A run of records
* * * * * * * * *

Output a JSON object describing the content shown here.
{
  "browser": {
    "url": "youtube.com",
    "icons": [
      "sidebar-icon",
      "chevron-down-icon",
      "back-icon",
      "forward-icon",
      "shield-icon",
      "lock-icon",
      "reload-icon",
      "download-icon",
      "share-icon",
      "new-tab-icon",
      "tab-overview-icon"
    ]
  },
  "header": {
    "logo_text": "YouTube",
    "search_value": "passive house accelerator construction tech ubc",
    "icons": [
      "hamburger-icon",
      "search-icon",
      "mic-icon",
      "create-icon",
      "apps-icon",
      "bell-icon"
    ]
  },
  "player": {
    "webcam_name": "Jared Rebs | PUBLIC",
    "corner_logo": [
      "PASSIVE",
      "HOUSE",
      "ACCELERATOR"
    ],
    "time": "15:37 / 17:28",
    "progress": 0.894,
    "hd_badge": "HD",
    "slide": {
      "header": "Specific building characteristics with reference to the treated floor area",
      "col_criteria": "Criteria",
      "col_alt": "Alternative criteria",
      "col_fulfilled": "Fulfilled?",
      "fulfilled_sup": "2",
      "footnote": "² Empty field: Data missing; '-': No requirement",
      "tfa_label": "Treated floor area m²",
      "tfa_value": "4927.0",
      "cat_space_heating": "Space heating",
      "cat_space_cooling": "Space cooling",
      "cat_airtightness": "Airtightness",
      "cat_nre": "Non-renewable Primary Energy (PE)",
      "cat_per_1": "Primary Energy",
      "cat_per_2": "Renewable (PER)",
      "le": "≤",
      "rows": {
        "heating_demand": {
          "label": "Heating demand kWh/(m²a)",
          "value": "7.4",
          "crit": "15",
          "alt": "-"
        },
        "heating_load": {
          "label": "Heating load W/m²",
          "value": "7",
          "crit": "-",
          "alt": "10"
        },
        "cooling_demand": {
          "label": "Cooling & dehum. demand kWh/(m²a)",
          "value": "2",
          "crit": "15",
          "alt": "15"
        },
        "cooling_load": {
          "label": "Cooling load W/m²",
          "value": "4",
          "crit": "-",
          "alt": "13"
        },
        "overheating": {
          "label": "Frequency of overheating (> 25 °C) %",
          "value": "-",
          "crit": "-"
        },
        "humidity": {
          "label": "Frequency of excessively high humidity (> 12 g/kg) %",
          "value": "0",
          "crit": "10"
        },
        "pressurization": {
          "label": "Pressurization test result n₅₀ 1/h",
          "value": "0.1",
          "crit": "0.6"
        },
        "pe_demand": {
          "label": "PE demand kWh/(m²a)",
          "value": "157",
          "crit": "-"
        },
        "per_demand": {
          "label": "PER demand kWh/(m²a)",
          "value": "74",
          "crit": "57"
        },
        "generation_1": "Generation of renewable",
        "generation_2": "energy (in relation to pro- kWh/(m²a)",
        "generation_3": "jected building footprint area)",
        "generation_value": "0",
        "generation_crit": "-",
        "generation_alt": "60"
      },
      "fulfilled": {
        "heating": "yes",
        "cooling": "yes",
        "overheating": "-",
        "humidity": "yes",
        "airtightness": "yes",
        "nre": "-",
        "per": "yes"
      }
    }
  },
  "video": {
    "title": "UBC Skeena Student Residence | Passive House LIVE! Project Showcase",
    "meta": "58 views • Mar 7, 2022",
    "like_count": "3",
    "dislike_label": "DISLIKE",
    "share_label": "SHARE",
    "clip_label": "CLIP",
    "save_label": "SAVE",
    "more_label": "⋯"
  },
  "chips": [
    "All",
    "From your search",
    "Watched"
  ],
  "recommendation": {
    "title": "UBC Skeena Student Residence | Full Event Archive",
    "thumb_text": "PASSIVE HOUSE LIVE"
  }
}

* * * * * * * * *

◆ **Problem to work on**: Take every line above carrying "humidity" and return it.

◆ **Reply to the exercise**:
        "humidity": {
          "label": "Frequency of excessively high humidity (> 12 g/kg) %",
        "humidity": "yes",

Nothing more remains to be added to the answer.